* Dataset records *
* * * *
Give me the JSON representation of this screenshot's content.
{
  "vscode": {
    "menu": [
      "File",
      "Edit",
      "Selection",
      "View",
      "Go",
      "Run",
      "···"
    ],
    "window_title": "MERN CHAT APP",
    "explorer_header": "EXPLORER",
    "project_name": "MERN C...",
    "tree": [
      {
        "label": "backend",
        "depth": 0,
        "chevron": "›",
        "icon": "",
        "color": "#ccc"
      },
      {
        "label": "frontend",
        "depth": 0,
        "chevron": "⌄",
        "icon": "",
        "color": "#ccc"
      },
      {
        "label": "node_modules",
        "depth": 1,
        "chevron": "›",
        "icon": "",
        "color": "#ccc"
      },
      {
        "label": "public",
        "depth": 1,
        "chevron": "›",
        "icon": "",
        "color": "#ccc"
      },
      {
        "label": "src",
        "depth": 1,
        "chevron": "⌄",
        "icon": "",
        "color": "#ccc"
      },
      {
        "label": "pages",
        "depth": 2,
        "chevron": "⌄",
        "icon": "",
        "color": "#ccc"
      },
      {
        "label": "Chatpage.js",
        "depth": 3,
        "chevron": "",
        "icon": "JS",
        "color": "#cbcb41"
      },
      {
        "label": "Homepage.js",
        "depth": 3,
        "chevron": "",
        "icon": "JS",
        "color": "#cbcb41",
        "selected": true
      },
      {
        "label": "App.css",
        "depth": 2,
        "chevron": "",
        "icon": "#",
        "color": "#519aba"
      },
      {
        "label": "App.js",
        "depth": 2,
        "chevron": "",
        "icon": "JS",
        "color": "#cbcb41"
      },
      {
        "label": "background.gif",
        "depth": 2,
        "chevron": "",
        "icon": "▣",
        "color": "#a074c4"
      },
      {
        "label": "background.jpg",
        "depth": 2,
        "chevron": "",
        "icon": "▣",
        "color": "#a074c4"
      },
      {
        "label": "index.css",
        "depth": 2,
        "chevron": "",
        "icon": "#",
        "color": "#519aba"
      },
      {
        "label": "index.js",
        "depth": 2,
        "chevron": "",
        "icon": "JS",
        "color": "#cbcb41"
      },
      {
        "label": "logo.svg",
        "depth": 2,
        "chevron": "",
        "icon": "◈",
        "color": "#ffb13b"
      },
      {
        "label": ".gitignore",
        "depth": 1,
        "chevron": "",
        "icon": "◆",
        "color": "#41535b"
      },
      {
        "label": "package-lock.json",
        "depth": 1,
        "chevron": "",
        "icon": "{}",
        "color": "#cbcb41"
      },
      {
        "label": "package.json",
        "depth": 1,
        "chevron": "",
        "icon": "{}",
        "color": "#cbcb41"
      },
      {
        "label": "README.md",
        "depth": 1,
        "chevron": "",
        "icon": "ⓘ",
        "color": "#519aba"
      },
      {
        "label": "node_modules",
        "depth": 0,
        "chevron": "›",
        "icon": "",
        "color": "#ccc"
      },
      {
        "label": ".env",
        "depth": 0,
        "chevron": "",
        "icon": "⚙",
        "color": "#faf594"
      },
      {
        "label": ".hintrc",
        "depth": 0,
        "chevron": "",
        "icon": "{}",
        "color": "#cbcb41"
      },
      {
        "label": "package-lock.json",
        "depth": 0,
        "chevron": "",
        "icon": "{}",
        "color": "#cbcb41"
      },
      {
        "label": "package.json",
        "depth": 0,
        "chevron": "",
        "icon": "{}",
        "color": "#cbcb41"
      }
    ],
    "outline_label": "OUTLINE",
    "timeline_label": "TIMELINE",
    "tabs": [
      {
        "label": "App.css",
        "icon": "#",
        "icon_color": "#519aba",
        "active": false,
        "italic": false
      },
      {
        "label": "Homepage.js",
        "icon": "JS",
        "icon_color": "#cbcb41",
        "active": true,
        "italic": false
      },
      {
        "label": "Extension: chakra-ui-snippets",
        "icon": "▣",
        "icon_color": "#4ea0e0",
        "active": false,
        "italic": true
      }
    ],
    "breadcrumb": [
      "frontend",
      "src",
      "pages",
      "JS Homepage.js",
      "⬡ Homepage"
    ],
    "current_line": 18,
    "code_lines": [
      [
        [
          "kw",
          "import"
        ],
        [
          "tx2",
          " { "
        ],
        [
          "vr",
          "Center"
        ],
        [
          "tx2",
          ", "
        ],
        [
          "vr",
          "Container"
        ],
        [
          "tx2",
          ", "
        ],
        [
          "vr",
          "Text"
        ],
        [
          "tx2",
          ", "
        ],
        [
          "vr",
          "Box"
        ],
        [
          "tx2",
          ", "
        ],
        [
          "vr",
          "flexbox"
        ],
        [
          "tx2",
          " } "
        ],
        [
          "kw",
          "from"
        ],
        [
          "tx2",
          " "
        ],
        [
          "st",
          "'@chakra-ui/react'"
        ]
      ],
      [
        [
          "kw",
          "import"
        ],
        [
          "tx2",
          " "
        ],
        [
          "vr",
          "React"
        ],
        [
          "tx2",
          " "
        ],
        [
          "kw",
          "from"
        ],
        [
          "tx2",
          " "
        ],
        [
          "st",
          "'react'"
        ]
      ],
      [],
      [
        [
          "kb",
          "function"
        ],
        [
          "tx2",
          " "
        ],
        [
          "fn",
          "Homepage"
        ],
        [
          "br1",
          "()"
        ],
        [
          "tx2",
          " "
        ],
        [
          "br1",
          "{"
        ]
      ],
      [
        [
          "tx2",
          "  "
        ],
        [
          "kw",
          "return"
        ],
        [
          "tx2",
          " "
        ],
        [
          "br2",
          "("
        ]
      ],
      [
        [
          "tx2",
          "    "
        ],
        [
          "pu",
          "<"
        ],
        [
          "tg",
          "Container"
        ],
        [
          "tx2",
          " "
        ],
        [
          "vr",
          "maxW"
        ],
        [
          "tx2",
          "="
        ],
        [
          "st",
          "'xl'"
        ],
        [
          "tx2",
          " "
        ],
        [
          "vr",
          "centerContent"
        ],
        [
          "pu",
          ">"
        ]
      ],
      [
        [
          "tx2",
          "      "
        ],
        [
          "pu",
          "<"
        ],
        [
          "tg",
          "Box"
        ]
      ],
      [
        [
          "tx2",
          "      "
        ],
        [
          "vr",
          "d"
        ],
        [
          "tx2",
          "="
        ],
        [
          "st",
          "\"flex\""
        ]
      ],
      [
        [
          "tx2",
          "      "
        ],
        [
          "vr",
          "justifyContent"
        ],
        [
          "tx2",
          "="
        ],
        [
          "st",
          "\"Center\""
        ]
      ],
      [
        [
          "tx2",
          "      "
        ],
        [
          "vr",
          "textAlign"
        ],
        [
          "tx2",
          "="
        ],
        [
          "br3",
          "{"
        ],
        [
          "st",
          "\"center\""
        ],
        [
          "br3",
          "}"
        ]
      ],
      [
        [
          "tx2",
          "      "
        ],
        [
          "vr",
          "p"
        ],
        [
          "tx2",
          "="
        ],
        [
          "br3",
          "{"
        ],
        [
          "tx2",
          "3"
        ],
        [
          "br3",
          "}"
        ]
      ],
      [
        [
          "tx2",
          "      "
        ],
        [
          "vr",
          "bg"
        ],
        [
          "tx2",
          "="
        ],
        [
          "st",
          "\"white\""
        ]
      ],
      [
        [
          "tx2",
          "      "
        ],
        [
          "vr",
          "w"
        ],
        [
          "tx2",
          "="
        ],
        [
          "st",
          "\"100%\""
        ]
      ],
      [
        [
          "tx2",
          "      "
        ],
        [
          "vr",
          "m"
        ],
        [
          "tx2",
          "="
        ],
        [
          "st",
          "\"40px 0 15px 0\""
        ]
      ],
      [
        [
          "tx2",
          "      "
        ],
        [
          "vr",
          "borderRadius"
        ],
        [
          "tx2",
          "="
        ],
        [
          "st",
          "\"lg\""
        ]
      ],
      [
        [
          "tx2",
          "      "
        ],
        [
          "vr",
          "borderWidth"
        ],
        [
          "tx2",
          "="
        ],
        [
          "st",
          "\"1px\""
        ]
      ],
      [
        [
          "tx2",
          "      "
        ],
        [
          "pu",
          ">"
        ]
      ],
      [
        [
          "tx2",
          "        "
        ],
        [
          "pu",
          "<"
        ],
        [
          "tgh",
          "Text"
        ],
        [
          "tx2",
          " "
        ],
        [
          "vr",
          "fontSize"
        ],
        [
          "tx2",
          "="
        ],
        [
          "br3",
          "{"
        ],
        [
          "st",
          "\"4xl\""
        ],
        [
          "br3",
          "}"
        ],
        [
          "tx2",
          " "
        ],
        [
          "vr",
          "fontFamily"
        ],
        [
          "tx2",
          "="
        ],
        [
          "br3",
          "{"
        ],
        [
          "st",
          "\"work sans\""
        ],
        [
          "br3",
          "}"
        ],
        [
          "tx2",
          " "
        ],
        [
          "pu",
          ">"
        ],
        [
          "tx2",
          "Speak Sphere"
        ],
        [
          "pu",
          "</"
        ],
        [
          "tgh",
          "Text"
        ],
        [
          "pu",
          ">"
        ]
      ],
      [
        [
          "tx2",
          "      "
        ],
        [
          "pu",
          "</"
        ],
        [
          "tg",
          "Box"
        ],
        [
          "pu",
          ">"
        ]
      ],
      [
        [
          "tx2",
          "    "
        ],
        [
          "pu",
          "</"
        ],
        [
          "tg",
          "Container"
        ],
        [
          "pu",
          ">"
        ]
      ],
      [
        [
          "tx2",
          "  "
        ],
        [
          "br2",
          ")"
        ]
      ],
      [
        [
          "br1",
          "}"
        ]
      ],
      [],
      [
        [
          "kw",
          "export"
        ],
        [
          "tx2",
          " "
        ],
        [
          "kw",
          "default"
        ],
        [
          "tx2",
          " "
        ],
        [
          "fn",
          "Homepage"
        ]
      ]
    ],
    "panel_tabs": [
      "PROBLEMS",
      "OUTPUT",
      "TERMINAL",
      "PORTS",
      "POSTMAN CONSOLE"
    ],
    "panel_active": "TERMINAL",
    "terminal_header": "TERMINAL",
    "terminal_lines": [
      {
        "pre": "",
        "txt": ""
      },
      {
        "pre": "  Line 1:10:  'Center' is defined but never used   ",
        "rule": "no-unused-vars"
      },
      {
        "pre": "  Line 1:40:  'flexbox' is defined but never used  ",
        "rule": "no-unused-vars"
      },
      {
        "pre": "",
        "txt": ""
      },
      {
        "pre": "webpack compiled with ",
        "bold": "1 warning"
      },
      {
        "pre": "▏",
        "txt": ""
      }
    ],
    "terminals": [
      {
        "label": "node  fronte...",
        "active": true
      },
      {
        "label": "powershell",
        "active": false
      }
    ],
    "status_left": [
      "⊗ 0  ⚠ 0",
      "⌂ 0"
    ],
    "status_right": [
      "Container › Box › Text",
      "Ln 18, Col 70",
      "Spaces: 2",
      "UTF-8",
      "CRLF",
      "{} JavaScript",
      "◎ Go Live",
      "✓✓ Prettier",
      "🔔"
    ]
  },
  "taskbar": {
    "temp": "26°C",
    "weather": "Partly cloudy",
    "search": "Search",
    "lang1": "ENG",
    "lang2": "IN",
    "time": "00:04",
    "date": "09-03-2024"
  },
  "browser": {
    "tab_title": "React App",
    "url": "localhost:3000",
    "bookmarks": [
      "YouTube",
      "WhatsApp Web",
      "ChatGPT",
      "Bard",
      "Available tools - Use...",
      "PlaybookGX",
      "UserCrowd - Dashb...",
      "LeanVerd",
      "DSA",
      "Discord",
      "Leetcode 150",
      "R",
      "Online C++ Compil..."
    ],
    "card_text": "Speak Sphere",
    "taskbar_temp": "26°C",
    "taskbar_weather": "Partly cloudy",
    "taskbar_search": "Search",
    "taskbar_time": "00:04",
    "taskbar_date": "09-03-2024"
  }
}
* * * *
In the listing, find each line with the string "Speak" and copy it.

          "Speak Sphere"
    "card_text": "Speak Sphere",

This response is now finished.